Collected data

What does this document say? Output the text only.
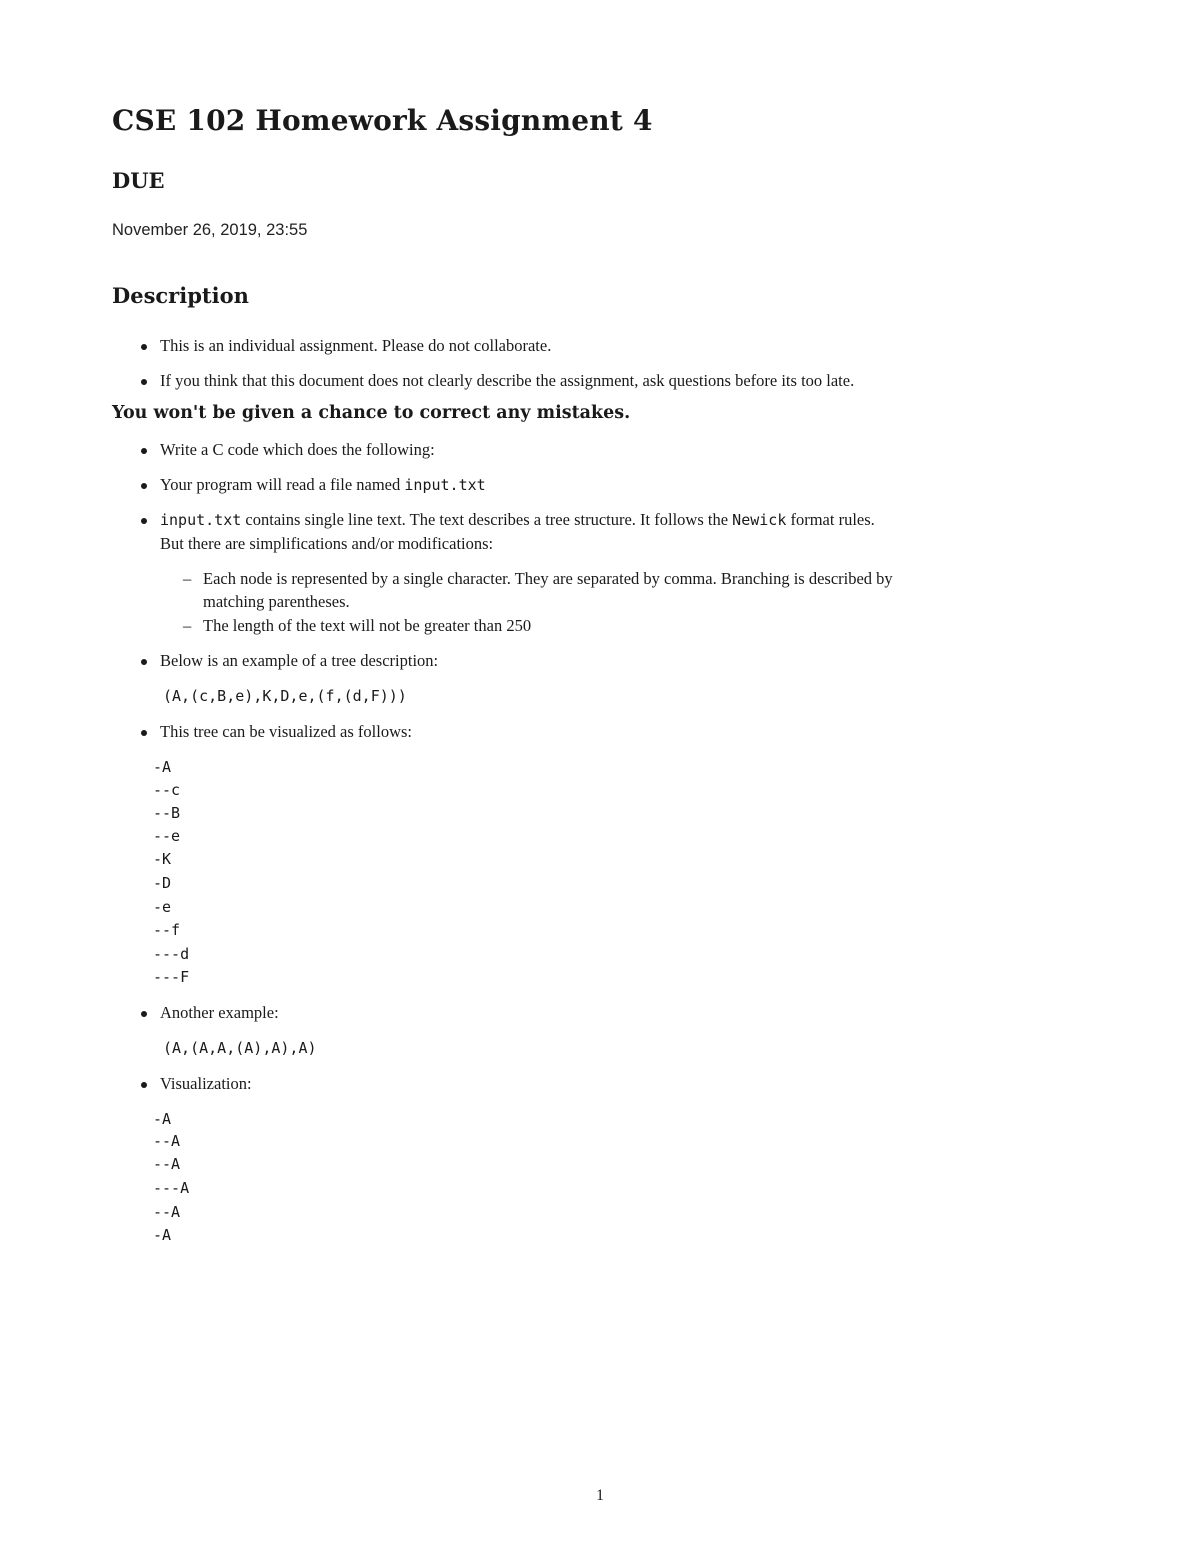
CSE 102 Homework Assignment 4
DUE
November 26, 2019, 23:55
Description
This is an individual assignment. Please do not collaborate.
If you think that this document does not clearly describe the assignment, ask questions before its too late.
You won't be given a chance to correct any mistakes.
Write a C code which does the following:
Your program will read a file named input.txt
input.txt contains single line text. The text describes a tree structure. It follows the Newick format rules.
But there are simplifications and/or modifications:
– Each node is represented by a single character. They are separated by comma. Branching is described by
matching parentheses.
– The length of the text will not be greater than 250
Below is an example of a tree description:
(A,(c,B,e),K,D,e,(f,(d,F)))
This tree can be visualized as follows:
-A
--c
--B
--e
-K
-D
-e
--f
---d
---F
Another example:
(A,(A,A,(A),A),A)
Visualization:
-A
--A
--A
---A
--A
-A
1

==

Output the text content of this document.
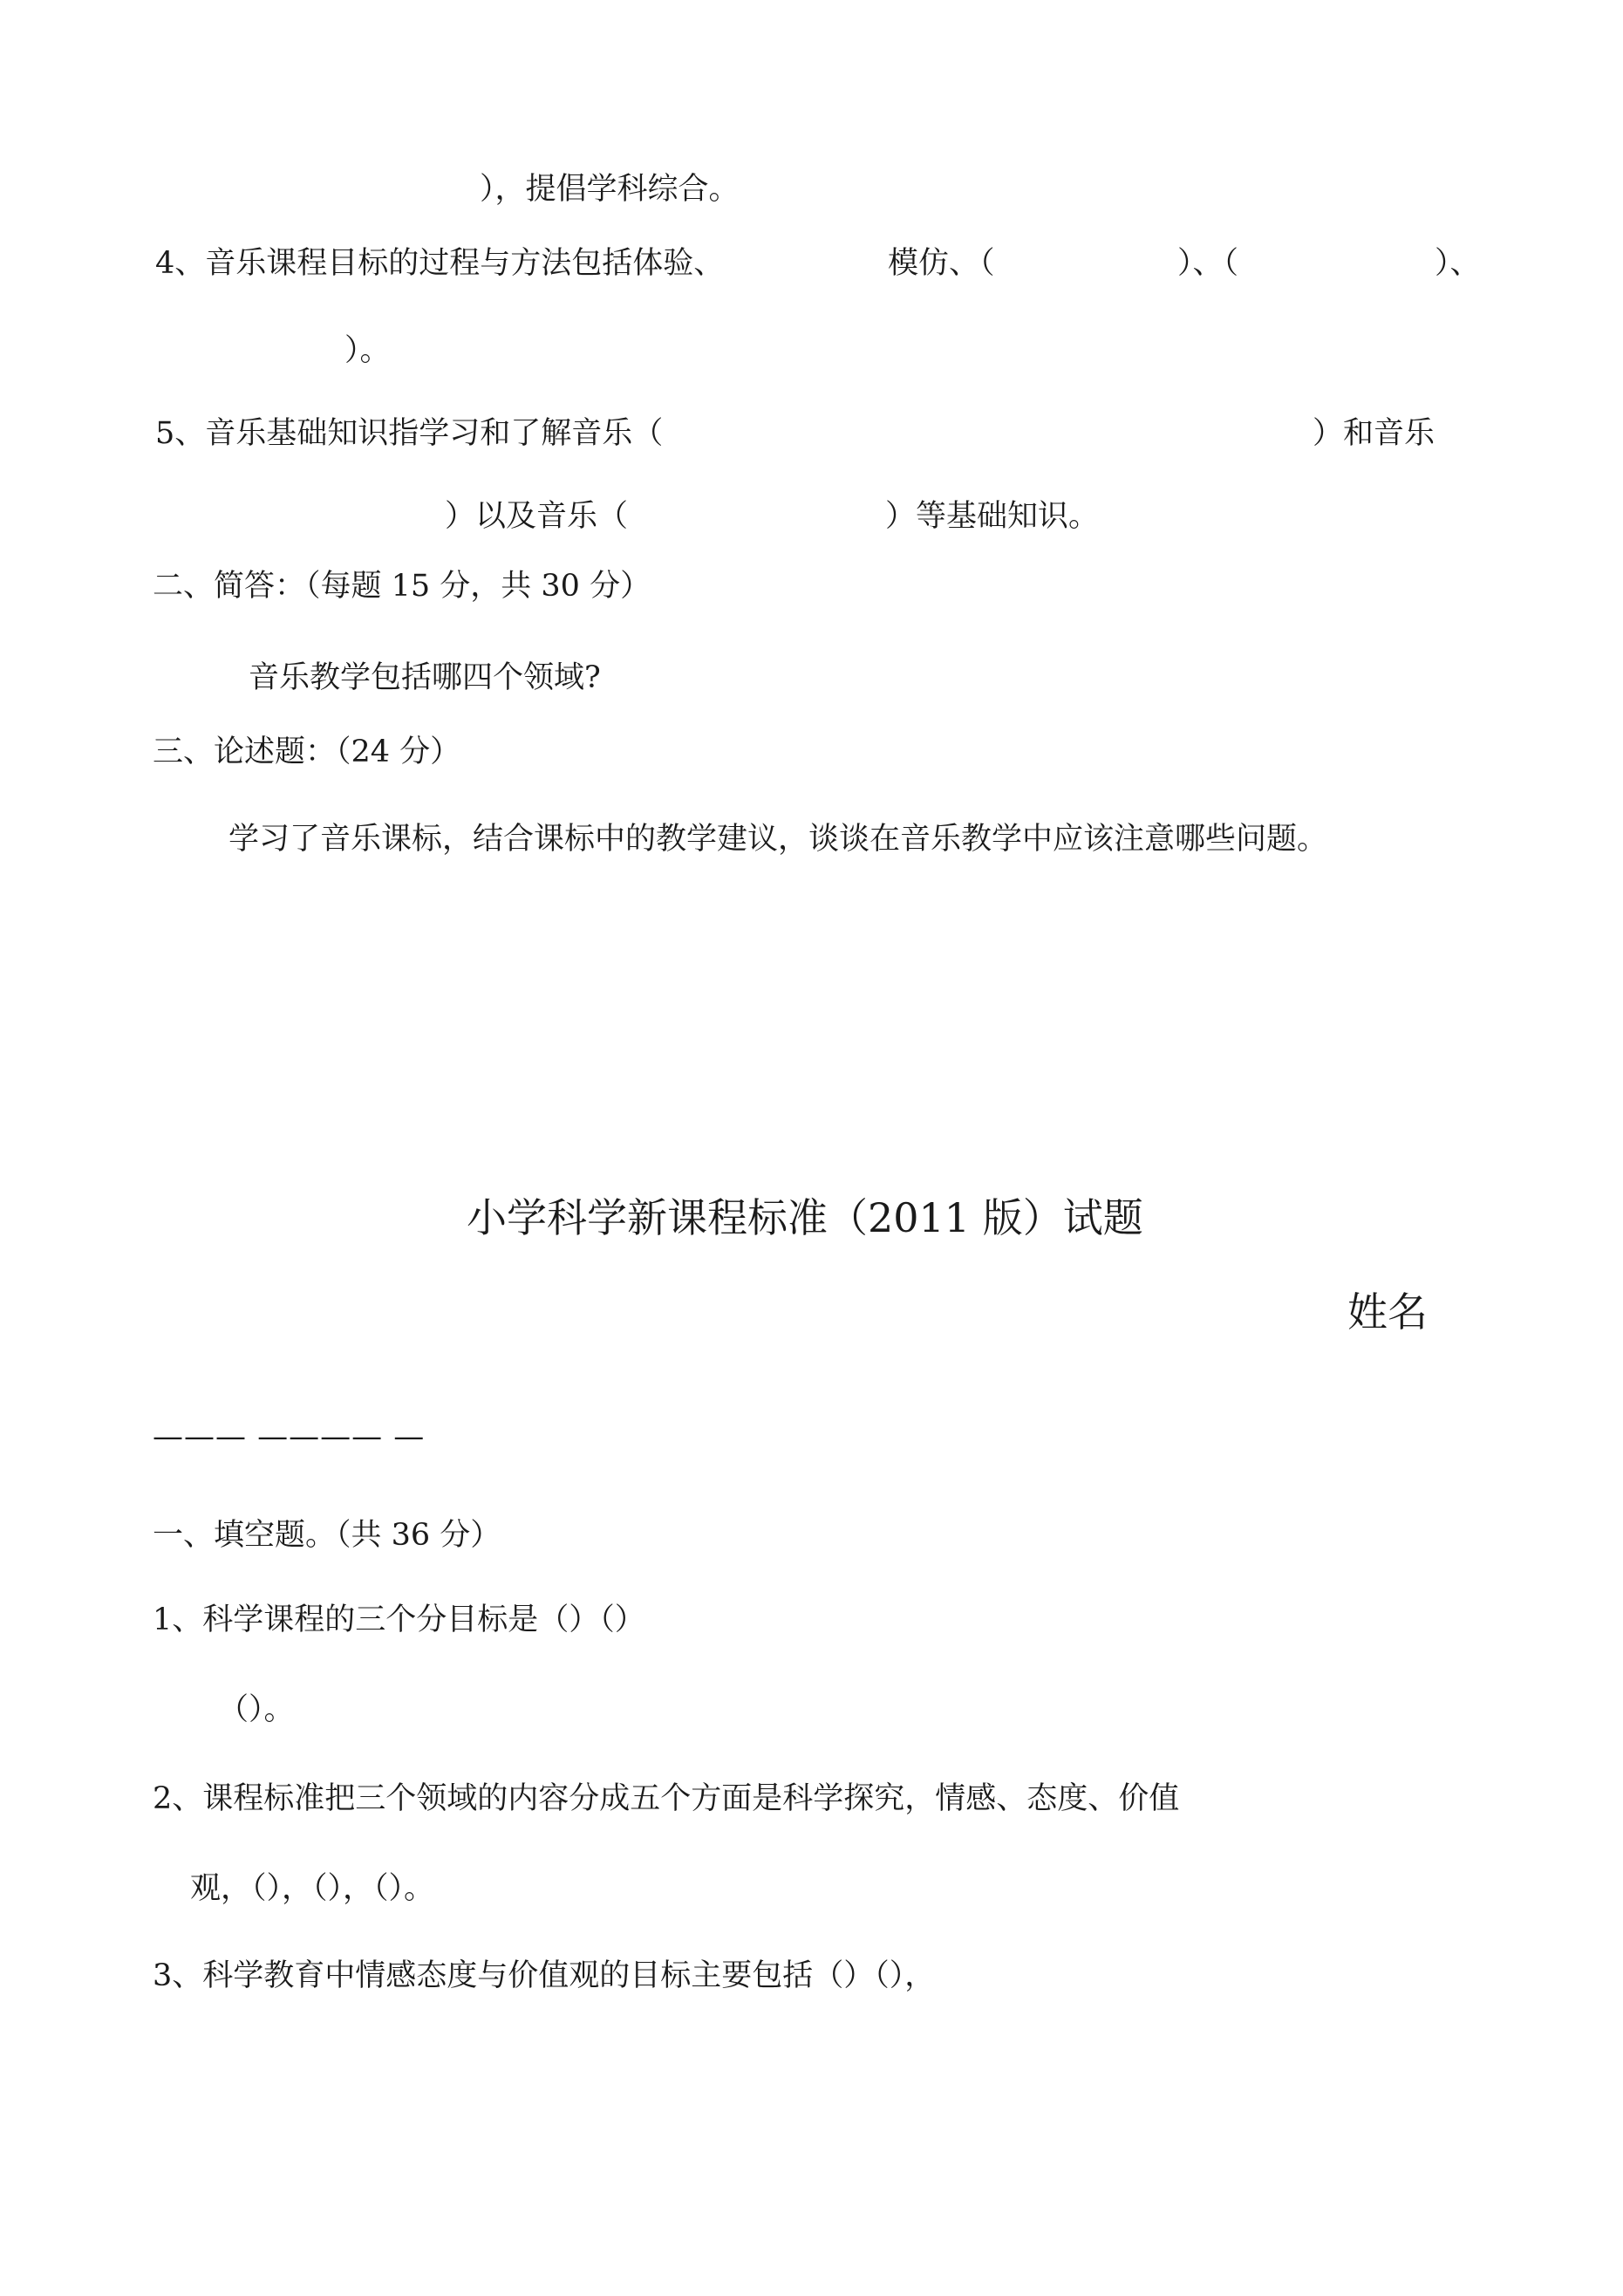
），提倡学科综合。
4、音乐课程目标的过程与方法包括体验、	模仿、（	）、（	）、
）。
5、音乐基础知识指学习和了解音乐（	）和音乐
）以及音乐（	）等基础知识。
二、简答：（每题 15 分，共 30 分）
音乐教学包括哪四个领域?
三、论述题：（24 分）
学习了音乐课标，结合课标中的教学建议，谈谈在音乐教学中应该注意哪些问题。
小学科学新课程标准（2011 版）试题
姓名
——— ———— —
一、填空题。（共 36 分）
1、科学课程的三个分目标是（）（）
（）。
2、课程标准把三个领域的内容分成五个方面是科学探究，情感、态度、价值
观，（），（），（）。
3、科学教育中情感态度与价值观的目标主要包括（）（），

---

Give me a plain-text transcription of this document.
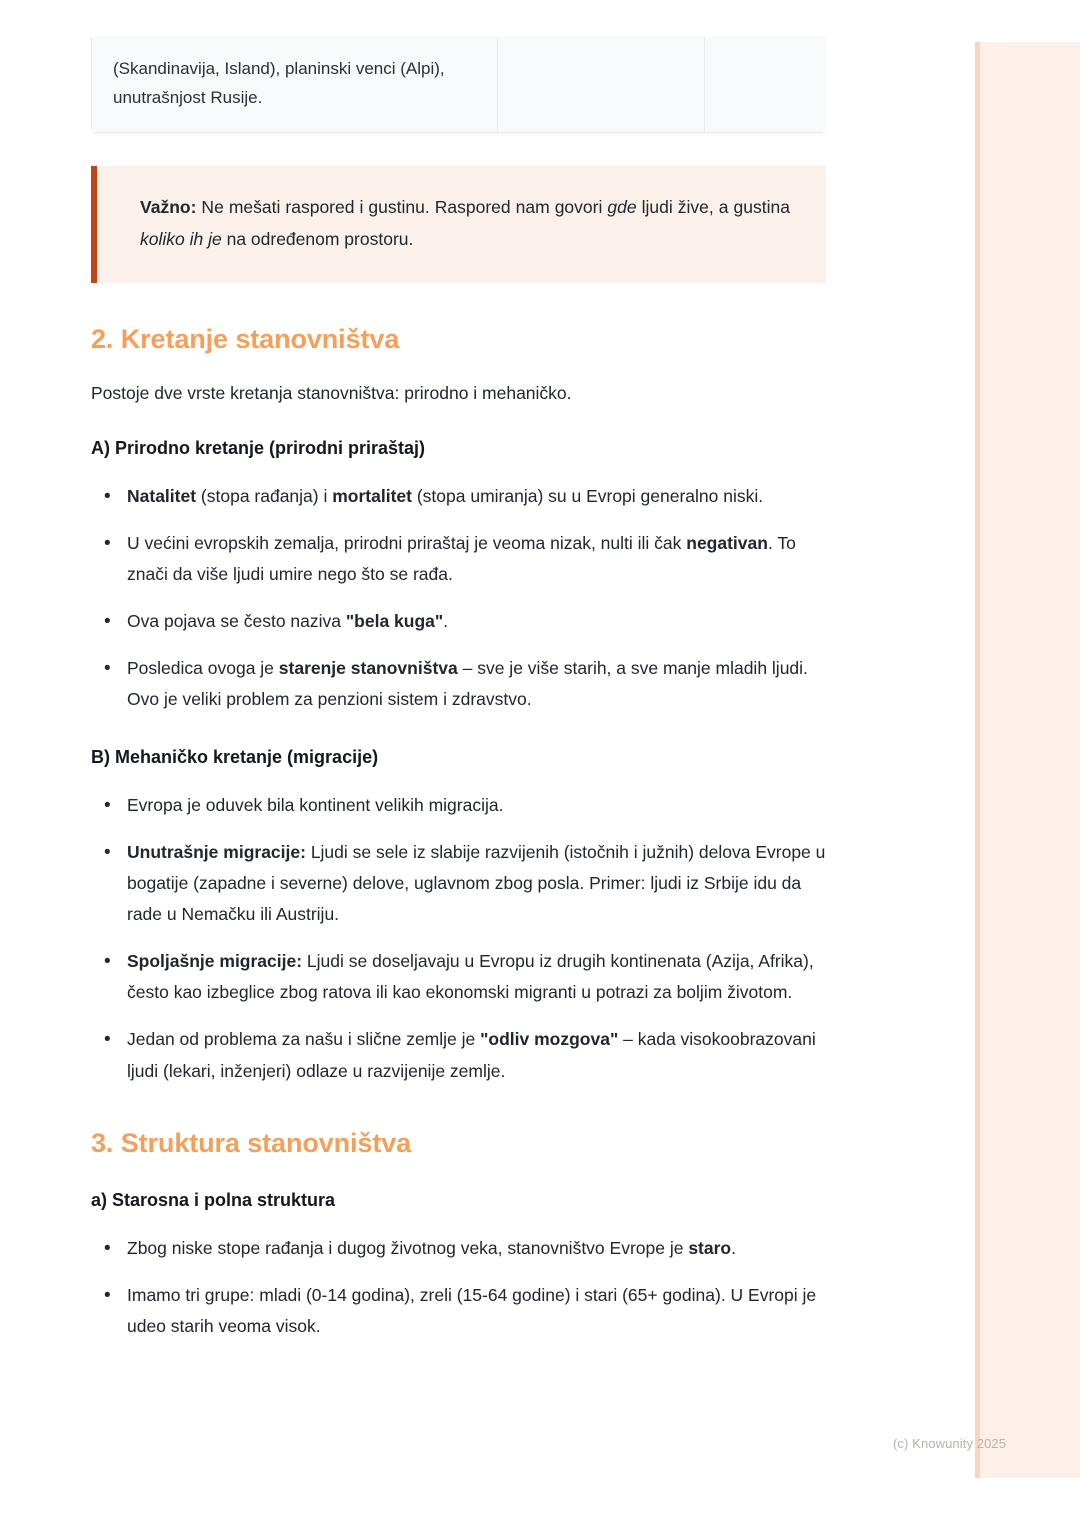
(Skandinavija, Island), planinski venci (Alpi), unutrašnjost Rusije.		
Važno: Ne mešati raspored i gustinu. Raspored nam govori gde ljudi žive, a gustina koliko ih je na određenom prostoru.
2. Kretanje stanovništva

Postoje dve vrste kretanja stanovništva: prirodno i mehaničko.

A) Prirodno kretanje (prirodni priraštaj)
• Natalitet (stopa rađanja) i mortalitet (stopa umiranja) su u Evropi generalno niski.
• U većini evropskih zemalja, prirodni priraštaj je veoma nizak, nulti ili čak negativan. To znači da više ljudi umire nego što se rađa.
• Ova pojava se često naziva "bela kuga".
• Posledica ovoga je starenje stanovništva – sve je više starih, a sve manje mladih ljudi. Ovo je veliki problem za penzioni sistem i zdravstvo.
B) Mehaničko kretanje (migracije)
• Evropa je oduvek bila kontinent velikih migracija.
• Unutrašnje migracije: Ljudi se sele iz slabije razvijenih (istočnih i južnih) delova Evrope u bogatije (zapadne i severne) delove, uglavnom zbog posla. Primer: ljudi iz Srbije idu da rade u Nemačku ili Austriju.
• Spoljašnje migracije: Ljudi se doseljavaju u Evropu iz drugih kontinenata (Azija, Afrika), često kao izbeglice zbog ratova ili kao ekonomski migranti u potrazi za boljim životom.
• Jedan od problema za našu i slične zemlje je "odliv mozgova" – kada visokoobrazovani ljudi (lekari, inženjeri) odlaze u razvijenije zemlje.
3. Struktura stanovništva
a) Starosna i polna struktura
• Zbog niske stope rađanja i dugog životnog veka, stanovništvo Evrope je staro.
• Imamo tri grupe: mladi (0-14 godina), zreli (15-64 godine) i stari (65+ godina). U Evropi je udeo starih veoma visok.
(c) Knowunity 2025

## WHAT TO DO
Show each line in the entries that holds the string "više".

## THE RESULT
• U većini evropskih zemalja, prirodni priraštaj je veoma nizak, nulti ili čak negativan. To znači da više ljudi umire nego što se rađa.
• Posledica ovoga je starenje stanovništva – sve je više starih, a sve manje mladih ljudi. Ovo je veliki problem za penzioni sistem i zdravstvo.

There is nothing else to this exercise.